◆ Material provided
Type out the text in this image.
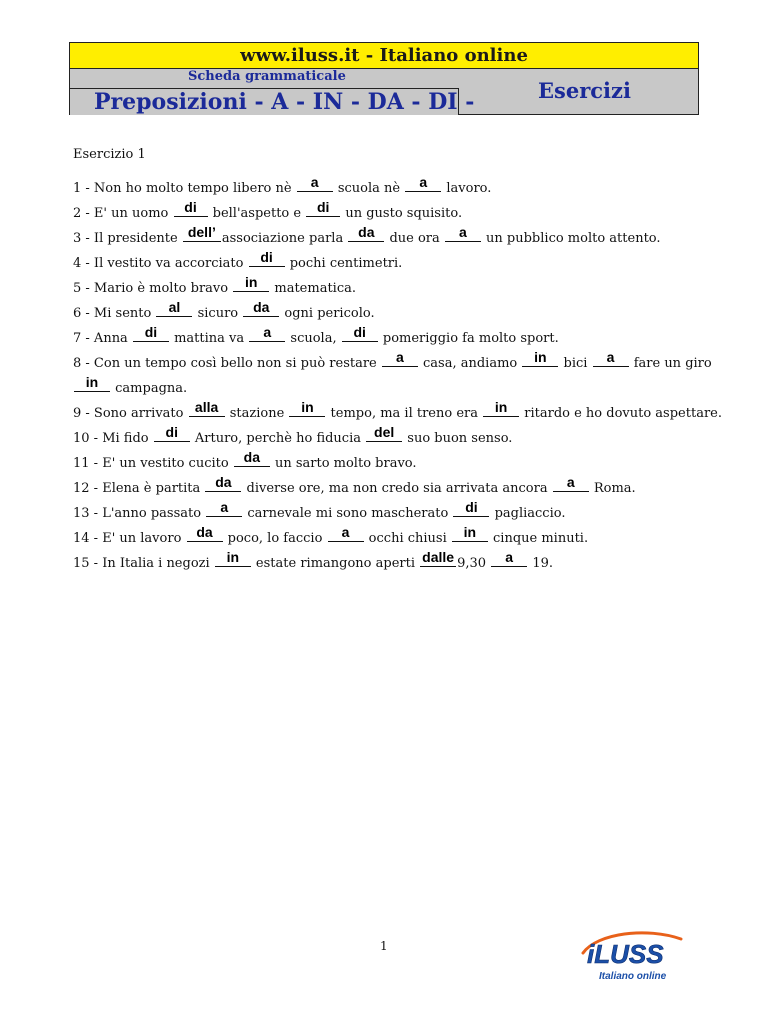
www.iluss.it - Italiano online
Scheda grammaticale
Preposizioni - A - IN - DA - DI -	Esercizi
Esercizio 1
1 - Non ho molto tempo libero nè	a	scuola nè	a	lavoro.
2 - E' un uomo di bell'aspetto e di un gusto squisito.
3 - Il presidente dell’ associazione parla da due ora	a	un pubblico molto attento.
4 - Il vestito va accorciato di pochi centimetri.
5 - Mario è molto bravo in matematica.
6 - Mi sento al	sicuro da ogni pericolo.
7 - Anna di mattina va	a	scuola, di pomeriggio fa molto sport.
8 - Con un tempo così bello non si può restare	a	casa, andiamo in bici	a	fare un giro
in campagna.
9 - Sono arrivato alla stazione in tempo, ma il treno era in ritardo e ho dovuto aspettare.
10 - Mi fido di Arturo, perchè ho fiducia del suo buon senso.
11 - E' un vestito cucito da un sarto molto bravo.
12 - Elena è partita da diverse ore, ma non credo sia arrivata ancora	a	Roma.
13 - L'anno passato	a	carnevale mi sono mascherato di pagliaccio.
14 - E' un lavoro da poco, lo faccio	a	occhi chiusi in cinque minuti.
15 - In Italia i negozi in estate rimangono aperti dalle 9,30	a	19.
1	iLUSS
Italiano online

◆ Problem to solve
Copy in full each line that holds the word "molto".

◆ Solution
1 - Non ho molto tempo libero nè	a	scuola nè	a	lavoro.
3 - Il presidente dell’ associazione parla da due ora	a	un pubblico molto attento.
5 - Mario è molto bravo in matematica.
7 - Anna di mattina va	a	scuola, di pomeriggio fa molto sport.
11 - E' un vestito cucito da un sarto molto bravo.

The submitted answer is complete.